Dataset records
-.-.-

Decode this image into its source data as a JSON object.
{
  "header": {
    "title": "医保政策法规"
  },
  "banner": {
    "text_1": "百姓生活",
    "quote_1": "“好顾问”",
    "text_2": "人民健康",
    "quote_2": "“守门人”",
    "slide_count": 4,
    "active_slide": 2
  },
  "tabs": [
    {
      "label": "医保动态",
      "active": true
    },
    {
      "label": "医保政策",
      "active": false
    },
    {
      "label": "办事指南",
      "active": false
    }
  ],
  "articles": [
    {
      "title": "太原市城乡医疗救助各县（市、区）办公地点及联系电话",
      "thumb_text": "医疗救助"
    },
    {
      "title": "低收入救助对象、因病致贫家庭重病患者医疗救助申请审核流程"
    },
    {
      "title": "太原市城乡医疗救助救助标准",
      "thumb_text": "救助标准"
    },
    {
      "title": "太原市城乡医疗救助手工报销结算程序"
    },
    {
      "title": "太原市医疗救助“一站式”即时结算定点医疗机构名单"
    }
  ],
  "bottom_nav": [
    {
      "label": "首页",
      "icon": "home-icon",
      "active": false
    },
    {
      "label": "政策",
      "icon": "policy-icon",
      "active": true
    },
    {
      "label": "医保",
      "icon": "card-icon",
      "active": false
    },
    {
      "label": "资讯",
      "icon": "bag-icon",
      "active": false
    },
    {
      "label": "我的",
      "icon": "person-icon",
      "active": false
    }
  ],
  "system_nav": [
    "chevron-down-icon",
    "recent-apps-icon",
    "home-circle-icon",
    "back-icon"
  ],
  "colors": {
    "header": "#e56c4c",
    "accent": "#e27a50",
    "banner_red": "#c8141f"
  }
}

-.-.-

Work instructions - Each entry is to be returned in full, character for character.

Exercise result -
Decode this image into its source data as a JSON object.
{
  "header": {
    "title": "医保政策法规"
  },
  "banner": {
    "text_1": "百姓生活",
    "quote_1": "“好顾问”",
    "text_2": "人民健康",
    "quote_2": "“守门人”",
    "slide_count": 4,
    "active_slide": 2
  },
  "tabs": [
    {
      "label": "医保动态",
      "active": true
    },
    {
      "label": "医保政策",
      "active": false
    },
    {
      "label": "办事指南",
      "active": false
    }
  ],
  "articles": [
    {
      "title": "太原市城乡医疗救助各县（市、区）办公地点及联系电话",
      "thumb_text": "医疗救助"
    },
    {
      "title": "低收入救助对象、因病致贫家庭重病患者医疗救助申请审核流程"
    },
    {
      "title": "太原市城乡医疗救助救助标准",
      "thumb_text": "救助标准"
    },
    {
      "title": "太原市城乡医疗救助手工报销结算程序"
    },
    {
      "title": "太原市医疗救助“一站式”即时结算定点医疗机构名单"
    }
  ],
  "bottom_nav": [
    {
      "label": "首页",
      "icon": "home-icon",
      "active": false
    },
    {
      "label": "政策",
      "icon": "policy-icon",
      "active": true
    },
    {
      "label": "医保",
      "icon": "card-icon",
      "active": false
    },
    {
      "label": "资讯",
      "icon": "bag-icon",
      "active": false
    },
    {
      "label": "我的",
      "icon": "person-icon",
      "active": false
    }
  ],
  "system_nav": [
    "chevron-down-icon",
    "recent-apps-icon",
    "home-circle-icon",
    "back-icon"
  ],
  "colors": {
    "header": "#e56c4c",
    "accent": "#e27a50",
    "banner_red": "#c8141f"
  }
}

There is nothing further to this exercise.